» Material:
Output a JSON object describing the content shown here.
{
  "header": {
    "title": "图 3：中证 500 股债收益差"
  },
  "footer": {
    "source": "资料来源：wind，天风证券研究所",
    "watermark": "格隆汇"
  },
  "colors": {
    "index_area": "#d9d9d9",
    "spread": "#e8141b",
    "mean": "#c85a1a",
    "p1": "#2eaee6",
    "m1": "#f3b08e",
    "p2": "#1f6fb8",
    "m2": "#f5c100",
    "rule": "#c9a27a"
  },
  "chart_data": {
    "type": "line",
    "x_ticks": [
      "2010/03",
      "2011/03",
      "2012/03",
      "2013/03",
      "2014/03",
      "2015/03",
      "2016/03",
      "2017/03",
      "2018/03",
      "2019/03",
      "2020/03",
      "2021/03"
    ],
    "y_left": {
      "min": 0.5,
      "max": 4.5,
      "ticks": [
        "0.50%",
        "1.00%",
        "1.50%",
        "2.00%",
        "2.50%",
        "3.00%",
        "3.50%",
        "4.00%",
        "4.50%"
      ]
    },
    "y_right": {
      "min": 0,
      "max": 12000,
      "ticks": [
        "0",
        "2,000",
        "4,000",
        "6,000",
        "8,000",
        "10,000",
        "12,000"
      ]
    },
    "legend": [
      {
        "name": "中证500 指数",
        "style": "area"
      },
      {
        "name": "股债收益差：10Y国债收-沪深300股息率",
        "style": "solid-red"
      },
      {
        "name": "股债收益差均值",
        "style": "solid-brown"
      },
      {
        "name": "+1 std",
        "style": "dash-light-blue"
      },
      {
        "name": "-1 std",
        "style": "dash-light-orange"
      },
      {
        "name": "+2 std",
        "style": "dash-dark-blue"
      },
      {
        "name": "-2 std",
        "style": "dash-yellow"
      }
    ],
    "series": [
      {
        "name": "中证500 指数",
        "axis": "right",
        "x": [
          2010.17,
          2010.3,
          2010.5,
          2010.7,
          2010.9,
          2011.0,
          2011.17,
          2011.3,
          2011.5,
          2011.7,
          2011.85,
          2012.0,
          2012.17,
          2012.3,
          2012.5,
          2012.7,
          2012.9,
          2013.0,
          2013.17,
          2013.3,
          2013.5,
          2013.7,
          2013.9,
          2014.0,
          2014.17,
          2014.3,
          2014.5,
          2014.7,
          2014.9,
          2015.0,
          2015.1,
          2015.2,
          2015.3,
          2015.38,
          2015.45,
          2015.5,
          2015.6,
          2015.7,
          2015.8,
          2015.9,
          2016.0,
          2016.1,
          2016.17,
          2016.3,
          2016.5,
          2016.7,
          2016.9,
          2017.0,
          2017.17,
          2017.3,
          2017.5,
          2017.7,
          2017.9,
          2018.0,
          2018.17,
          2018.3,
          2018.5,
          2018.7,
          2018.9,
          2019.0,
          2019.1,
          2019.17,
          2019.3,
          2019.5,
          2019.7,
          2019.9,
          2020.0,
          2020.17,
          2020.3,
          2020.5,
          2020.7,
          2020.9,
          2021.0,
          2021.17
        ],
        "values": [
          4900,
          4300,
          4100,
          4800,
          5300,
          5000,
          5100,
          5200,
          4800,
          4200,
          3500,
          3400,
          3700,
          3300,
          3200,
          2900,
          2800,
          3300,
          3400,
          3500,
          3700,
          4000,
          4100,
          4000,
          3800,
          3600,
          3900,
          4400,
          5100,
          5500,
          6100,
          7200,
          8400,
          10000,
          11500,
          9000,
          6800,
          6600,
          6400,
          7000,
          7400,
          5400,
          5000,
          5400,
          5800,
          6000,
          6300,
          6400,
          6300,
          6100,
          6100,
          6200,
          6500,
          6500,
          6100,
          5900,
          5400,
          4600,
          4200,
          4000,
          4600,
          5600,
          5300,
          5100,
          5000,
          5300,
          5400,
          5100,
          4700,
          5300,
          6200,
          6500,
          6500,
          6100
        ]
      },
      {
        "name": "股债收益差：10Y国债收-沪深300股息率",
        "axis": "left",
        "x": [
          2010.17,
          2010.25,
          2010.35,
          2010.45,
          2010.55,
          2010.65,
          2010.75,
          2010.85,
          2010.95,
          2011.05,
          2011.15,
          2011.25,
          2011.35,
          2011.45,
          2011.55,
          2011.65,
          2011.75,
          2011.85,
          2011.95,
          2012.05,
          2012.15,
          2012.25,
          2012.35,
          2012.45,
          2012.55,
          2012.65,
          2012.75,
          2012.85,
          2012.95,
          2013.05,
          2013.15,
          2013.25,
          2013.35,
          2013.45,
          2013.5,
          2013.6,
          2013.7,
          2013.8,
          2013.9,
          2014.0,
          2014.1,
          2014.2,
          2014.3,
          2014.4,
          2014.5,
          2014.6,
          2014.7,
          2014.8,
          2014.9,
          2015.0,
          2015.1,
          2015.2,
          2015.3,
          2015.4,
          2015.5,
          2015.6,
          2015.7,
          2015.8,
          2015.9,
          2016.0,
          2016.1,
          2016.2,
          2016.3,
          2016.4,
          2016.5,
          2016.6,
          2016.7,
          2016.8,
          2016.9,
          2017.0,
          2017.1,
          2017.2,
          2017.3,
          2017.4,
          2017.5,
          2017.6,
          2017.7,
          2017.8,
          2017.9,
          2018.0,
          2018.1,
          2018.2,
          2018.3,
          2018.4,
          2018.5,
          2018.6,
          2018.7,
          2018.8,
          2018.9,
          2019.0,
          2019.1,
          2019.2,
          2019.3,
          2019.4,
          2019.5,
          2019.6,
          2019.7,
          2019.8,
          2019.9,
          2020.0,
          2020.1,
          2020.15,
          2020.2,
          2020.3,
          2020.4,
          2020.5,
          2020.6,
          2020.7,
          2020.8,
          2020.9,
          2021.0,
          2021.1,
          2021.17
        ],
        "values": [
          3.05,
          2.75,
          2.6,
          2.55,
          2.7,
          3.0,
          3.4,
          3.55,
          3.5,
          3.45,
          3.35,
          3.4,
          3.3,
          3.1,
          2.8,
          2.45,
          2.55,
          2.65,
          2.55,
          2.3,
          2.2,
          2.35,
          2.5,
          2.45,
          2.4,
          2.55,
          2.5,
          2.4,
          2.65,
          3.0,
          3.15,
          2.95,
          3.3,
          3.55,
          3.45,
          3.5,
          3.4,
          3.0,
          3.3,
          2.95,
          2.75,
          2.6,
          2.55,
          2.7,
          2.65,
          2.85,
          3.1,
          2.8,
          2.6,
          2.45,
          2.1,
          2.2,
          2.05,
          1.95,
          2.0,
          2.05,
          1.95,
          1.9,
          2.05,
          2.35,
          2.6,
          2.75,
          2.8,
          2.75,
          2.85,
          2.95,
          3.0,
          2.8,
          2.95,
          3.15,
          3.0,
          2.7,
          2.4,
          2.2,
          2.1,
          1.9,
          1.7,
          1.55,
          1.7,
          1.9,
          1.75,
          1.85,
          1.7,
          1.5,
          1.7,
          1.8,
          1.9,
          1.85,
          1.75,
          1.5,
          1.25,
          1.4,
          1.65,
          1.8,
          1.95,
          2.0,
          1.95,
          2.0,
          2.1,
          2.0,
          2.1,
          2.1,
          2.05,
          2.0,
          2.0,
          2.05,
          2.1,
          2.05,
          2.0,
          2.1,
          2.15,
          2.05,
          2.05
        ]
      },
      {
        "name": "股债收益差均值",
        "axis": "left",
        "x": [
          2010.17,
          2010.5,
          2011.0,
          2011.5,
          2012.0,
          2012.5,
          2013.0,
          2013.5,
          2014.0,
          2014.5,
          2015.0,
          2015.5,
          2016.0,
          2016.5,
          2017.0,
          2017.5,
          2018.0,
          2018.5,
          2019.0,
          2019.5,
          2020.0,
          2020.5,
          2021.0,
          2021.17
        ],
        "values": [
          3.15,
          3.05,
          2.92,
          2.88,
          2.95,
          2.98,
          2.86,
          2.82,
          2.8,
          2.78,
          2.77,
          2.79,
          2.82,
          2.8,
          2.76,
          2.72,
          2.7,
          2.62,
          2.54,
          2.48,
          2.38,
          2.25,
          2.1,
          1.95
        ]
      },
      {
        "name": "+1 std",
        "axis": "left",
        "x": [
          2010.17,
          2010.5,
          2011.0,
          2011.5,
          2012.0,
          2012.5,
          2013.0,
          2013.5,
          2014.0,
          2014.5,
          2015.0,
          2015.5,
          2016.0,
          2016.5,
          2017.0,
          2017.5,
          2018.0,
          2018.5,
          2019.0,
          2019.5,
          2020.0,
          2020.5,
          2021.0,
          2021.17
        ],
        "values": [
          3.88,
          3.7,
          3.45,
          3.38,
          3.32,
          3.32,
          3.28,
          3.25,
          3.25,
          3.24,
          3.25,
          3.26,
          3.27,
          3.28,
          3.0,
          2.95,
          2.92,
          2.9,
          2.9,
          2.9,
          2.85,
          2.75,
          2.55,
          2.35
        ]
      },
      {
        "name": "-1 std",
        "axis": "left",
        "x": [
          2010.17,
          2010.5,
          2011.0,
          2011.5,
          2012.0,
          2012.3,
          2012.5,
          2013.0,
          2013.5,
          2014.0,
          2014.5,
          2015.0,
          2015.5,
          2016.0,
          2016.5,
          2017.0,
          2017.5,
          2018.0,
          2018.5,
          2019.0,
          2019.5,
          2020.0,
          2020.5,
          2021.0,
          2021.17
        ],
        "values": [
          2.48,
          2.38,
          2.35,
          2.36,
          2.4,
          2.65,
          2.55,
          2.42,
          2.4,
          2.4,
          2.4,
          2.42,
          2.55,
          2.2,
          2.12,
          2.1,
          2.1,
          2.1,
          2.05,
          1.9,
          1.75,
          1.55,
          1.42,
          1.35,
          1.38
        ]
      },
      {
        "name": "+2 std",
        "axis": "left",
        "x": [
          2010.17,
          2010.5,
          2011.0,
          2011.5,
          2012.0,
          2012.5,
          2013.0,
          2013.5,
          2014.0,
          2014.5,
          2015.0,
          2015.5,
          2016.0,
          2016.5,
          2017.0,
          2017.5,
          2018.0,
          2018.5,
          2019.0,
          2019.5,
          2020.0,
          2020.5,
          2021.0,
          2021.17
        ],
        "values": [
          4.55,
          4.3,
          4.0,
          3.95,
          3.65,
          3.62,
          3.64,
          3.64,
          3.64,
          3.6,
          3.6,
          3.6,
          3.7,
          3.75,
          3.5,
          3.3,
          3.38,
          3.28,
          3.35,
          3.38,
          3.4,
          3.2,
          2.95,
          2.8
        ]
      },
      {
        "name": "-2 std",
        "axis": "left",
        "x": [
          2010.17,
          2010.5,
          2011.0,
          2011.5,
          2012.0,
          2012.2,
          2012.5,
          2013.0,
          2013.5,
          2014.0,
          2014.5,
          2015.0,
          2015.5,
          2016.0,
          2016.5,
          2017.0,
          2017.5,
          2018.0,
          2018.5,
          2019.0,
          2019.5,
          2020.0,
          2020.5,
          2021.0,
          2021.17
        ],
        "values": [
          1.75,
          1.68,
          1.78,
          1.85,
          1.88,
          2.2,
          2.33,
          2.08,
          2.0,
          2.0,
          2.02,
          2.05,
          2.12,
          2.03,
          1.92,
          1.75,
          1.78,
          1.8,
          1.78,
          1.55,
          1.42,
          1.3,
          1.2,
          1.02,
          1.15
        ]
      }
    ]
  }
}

» Given exercise: Search the records for the word "light". Copy every line that has it.

» Completed exercise:
        "style": "dash-light-blue"
        "style": "dash-light-orange"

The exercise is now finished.